If a line of the material contains "methoni", copy it.

------------------------------------------------

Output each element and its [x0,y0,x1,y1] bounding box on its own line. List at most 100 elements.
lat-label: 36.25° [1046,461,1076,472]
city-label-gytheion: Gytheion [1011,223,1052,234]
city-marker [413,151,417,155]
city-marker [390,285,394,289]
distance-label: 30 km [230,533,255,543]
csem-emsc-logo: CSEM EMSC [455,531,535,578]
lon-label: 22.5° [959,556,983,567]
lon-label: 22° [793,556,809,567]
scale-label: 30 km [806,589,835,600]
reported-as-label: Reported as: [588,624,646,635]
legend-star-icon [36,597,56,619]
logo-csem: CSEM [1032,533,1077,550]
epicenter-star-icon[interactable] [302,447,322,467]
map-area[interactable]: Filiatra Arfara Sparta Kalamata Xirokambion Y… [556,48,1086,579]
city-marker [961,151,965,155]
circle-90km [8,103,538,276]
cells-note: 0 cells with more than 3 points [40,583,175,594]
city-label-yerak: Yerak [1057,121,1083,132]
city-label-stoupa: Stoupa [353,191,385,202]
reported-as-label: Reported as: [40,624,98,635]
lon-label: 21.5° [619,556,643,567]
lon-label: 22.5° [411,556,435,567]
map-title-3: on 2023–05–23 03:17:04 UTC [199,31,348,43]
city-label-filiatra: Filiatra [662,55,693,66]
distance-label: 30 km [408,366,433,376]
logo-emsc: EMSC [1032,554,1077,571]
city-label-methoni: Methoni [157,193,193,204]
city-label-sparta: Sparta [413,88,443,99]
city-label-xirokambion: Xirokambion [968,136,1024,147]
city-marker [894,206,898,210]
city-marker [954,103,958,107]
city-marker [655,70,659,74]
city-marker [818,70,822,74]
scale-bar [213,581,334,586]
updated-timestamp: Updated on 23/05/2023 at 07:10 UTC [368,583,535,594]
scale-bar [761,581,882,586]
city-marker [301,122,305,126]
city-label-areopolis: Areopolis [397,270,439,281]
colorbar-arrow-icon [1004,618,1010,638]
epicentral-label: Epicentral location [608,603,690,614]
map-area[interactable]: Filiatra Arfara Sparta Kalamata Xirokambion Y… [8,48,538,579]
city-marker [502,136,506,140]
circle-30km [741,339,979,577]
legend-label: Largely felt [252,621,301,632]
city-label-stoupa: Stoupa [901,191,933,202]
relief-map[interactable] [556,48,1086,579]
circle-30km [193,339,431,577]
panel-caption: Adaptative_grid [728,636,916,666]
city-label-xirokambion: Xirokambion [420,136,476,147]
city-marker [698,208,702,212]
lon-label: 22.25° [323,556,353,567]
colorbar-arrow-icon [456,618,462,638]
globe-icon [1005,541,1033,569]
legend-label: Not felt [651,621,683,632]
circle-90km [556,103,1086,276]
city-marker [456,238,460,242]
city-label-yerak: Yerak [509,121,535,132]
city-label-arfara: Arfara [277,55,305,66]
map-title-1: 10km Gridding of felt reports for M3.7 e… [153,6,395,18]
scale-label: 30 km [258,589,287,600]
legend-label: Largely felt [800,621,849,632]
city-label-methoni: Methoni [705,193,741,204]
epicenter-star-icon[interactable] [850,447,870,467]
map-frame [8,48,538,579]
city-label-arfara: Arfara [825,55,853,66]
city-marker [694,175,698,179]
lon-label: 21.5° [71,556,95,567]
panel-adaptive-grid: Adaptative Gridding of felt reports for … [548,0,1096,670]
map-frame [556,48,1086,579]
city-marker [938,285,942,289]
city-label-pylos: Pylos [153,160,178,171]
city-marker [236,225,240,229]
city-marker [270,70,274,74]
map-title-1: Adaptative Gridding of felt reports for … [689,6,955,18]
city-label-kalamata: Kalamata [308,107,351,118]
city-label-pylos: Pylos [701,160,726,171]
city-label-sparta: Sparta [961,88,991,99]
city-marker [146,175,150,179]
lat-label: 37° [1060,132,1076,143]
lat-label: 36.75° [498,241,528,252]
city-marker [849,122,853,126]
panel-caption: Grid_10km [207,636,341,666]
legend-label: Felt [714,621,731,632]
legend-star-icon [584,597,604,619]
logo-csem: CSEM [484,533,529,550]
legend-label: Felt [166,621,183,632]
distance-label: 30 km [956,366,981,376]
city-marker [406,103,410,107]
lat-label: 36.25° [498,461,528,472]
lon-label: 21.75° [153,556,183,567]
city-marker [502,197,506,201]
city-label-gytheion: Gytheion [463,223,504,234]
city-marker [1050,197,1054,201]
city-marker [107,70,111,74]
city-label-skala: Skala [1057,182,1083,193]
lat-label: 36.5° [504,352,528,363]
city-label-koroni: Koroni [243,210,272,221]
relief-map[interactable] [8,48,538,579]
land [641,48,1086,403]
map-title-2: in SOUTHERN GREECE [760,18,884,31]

------------------------------------------------

■ Solution to this exercise:
city-label-methoni: Methoni [157,193,193,204]
city-label-methoni: Methoni [705,193,741,204]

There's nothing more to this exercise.